* Task to carry out: In the copy, keep every record exact and leave out all images.

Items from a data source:

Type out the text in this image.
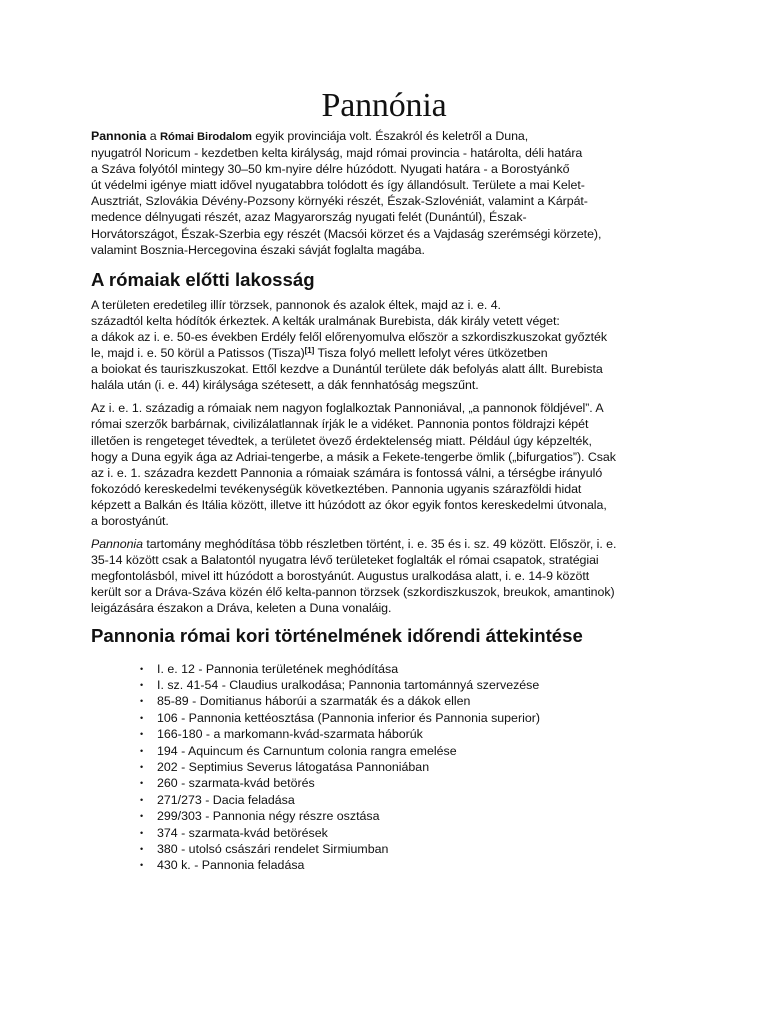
Pannónia

Pannonia a Római Birodalom egyik provinciája volt. Északról és keletről a Duna,
nyugatról Noricum - kezdetben kelta királyság, majd római provincia - határolta, déli határa
a Száva folyótól mintegy 30–50 km-nyire délre húzódott. Nyugati határa - a Borostyánkő
út védelmi igénye miatt idővel nyugatabbra tolódott és így állandósult. Területe a mai Kelet-
Ausztriát, Szlovákia Dévény-Pozsony környéki részét, Észak-Szlovéniát, valamint a Kárpát-
medence délnyugati részét, azaz Magyarország nyugati felét (Dunántúl), Észak-
Horvátországot, Észak-Szerbia egy részét (Macsói körzet és a Vajdaság szerémségi körzete),
valamint Bosznia-Hercegovina északi sávját foglalta magába.

A rómaiak előtti lakosság

A területen eredetileg illír törzsek, pannonok és azalok éltek, majd az i. e. 4.
századtól kelta hódítók érkeztek. A kelták uralmának Burebista, dák király vetett véget:
a dákok az i. e. 50-es években Erdély felől előrenyomulva először a szkordiszkuszokat győzték
le, majd i. e. 50 körül a Patissos (Tisza)[1] Tisza folyó mellett lefolyt véres ütközetben
a boiokat és tauriszkuszokat. Ettől kezdve a Dunántúl területe dák befolyás alatt állt. Burebista
halála után (i. e. 44) királysága szétesett, a dák fennhatóság megszűnt.

Az i. e. 1. századig a rómaiak nem nagyon foglalkoztak Pannoniával, „a pannonok földjével”. A
római szerzők barbárnak, civilizálatlannak írják le a vidéket. Pannonia pontos földrajzi képét
illetően is rengeteget tévedtek, a területet övező érdektelenség miatt. Például úgy képzelték,
hogy a Duna egyik ága az Adriai-tengerbe, a másik a Fekete-tengerbe ömlik („bifurgatios”). Csak
az i. e. 1. századra kezdett Pannonia a rómaiak számára is fontossá válni, a térségbe irányuló
fokozódó kereskedelmi tevékenységük következtében. Pannonia ugyanis szárazföldi hidat
képzett a Balkán és Itália között, illetve itt húzódott az ókor egyik fontos kereskedelmi útvonala,
a borostyánút.

Pannonia tartomány meghódítása több részletben történt, i. e. 35 és i. sz. 49 között. Először, i. e.
35-14 között csak a Balatontól nyugatra lévő területeket foglalták el római csapatok, stratégiai
megfontolásból, mivel itt húzódott a borostyánút. Augustus uralkodása alatt, i. e. 14-9 között
került sor a Dráva-Száva közén élő kelta-pannon törzsek (szkordiszkuszok, breukok, amantinok)
leigázására északon a Dráva, keleten a Duna vonaláig.

Pannonia római kori történelmének időrendi áttekintése
• I. e. 12 - Pannonia területének meghódítása
• I. sz. 41-54 - Claudius uralkodása; Pannonia tartománnyá szervezése
• 85-89 - Domitianus háborúi a szarmaták és a dákok ellen
• 106 - Pannonia kettéosztása (Pannonia inferior és Pannonia superior)
• 166-180 - a markomann-kvád-szarmata háborúk
• 194 - Aquincum és Carnuntum colonia rangra emelése
• 202 - Septimius Severus látogatása Pannoniában
• 260 - szarmata-kvád betörés
• 271/273 - Dacia feladása
• 299/303 - Pannonia négy részre osztása
• 374 - szarmata-kvád betörések
• 380 - utolsó császári rendelet Sirmiumban
• 430 k. - Pannonia feladása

* Correct output:
Type out the text in this image.
Pannónia

Pannonia a Római Birodalom egyik provinciája volt. Északról és keletről a Duna,
nyugatról Noricum - kezdetben kelta királyság, majd római provincia - határolta, déli határa
a Száva folyótól mintegy 30–50 km-nyire délre húzódott. Nyugati határa - a Borostyánkő
út védelmi igénye miatt idővel nyugatabbra tolódott és így állandósult. Területe a mai Kelet-
Ausztriát, Szlovákia Dévény-Pozsony környéki részét, Észak-Szlovéniát, valamint a Kárpát-
medence délnyugati részét, azaz Magyarország nyugati felét (Dunántúl), Észak-
Horvátországot, Észak-Szerbia egy részét (Macsói körzet és a Vajdaság szerémségi körzete),
valamint Bosznia-Hercegovina északi sávját foglalta magába.

A rómaiak előtti lakosság

A területen eredetileg illír törzsek, pannonok és azalok éltek, majd az i. e. 4.
századtól kelta hódítók érkeztek. A kelták uralmának Burebista, dák király vetett véget:
a dákok az i. e. 50-es években Erdély felől előrenyomulva először a szkordiszkuszokat győzték
le, majd i. e. 50 körül a Patissos (Tisza)[1] Tisza folyó mellett lefolyt véres ütközetben
a boiokat és tauriszkuszokat. Ettől kezdve a Dunántúl területe dák befolyás alatt állt. Burebista
halála után (i. e. 44) királysága szétesett, a dák fennhatóság megszűnt.

Az i. e. 1. századig a rómaiak nem nagyon foglalkoztak Pannoniával, „a pannonok földjével”. A
római szerzők barbárnak, civilizálatlannak írják le a vidéket. Pannonia pontos földrajzi képét
illetően is rengeteget tévedtek, a területet övező érdektelenség miatt. Például úgy képzelték,
hogy a Duna egyik ága az Adriai-tengerbe, a másik a Fekete-tengerbe ömlik („bifurgatios”). Csak
az i. e. 1. századra kezdett Pannonia a rómaiak számára is fontossá válni, a térségbe irányuló
fokozódó kereskedelmi tevékenységük következtében. Pannonia ugyanis szárazföldi hidat
képzett a Balkán és Itália között, illetve itt húzódott az ókor egyik fontos kereskedelmi útvonala,
a borostyánút.

Pannonia tartomány meghódítása több részletben történt, i. e. 35 és i. sz. 49 között. Először, i. e.
35-14 között csak a Balatontól nyugatra lévő területeket foglalták el római csapatok, stratégiai
megfontolásból, mivel itt húzódott a borostyánút. Augustus uralkodása alatt, i. e. 14-9 között
került sor a Dráva-Száva közén élő kelta-pannon törzsek (szkordiszkuszok, breukok, amantinok)
leigázására északon a Dráva, keleten a Duna vonaláig.

Pannonia római kori történelmének időrendi áttekintése
• I. e. 12 - Pannonia területének meghódítása
• I. sz. 41-54 - Claudius uralkodása; Pannonia tartománnyá szervezése
• 85-89 - Domitianus háborúi a szarmaták és a dákok ellen
• 106 - Pannonia kettéosztása (Pannonia inferior és Pannonia superior)
• 166-180 - a markomann-kvád-szarmata háborúk
• 194 - Aquincum és Carnuntum colonia rangra emelése
• 202 - Septimius Severus látogatása Pannoniában
• 260 - szarmata-kvád betörés
• 271/273 - Dacia feladása
• 299/303 - Pannonia négy részre osztása
• 374 - szarmata-kvád betörések
• 380 - utolsó császári rendelet Sirmiumban
• 430 k. - Pannonia feladása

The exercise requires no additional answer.